_DIRECTIONS FOR THIS TASK_
Pick out the lines containing "клиентами".

_RECORD SET_
• • • • • • •

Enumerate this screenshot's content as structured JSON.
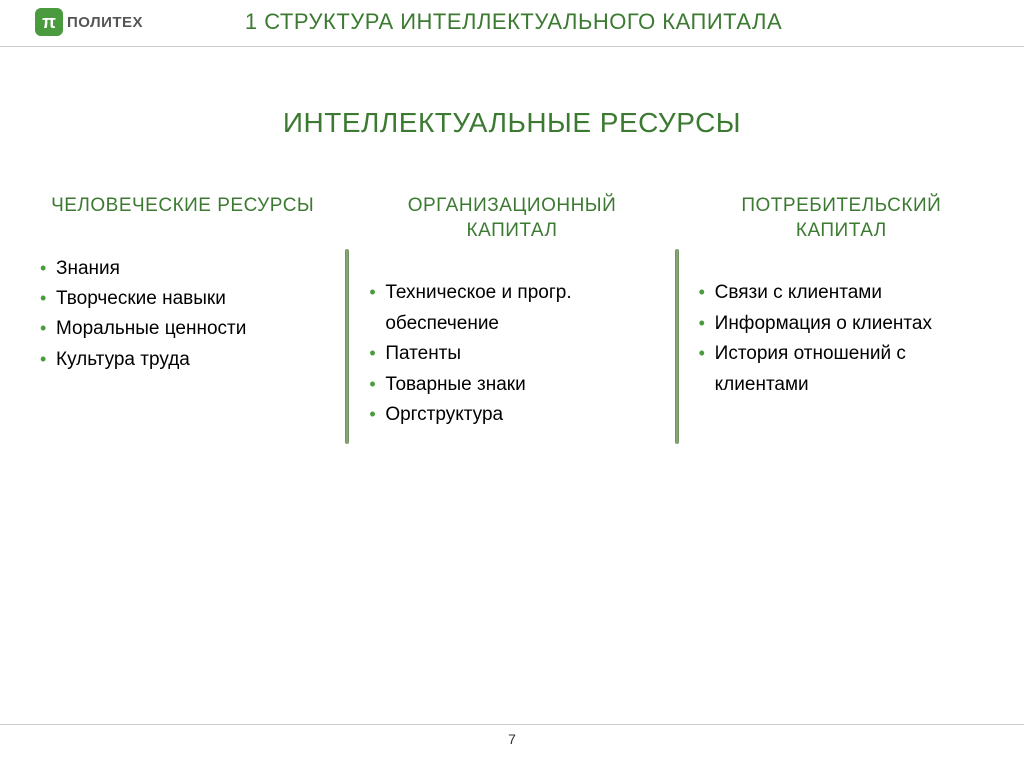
{
  "logo": {
    "symbol": "π",
    "text": "ПОЛИТЕХ"
  },
  "slide_title": "1 СТРУКТУРА ИНТЕЛЛЕКТУАЛЬНОГО КАПИТАЛА",
  "subtitle": "ИНТЕЛЛЕКТУАЛЬНЫЕ РЕСУРСЫ",
  "columns": [
    {
      "title": "ЧЕЛОВЕЧЕСКИЕ РЕСУРСЫ",
      "items": [
        "Знания",
        "Творческие навыки",
        "Моральные ценности",
        "Культура труда"
      ]
    },
    {
      "title": "ОРГАНИЗАЦИОННЫЙ КАПИТАЛ",
      "items": [
        "Техническое и прогр. обеспечение",
        "Патенты",
        "Товарные знаки",
        "Оргструктура"
      ]
    },
    {
      "title": "ПОТРЕБИТЕЛЬСКИЙ КАПИТАЛ",
      "items": [
        "Связи с клиентами",
        "Информация о клиентах",
        "История отношений с клиентами"
      ]
    }
  ],
  "page_number": "7",
  "colors": {
    "accent_green": "#3c7a32",
    "bullet_green": "#4a9b3e",
    "divider": "#7a9a6a",
    "text": "#000000",
    "background": "#ffffff",
    "border": "#cccccc"
  }
}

• • • • • • •

_TASK OUTPUT_
        "Связи с клиентами",
        "История отношений с клиентами"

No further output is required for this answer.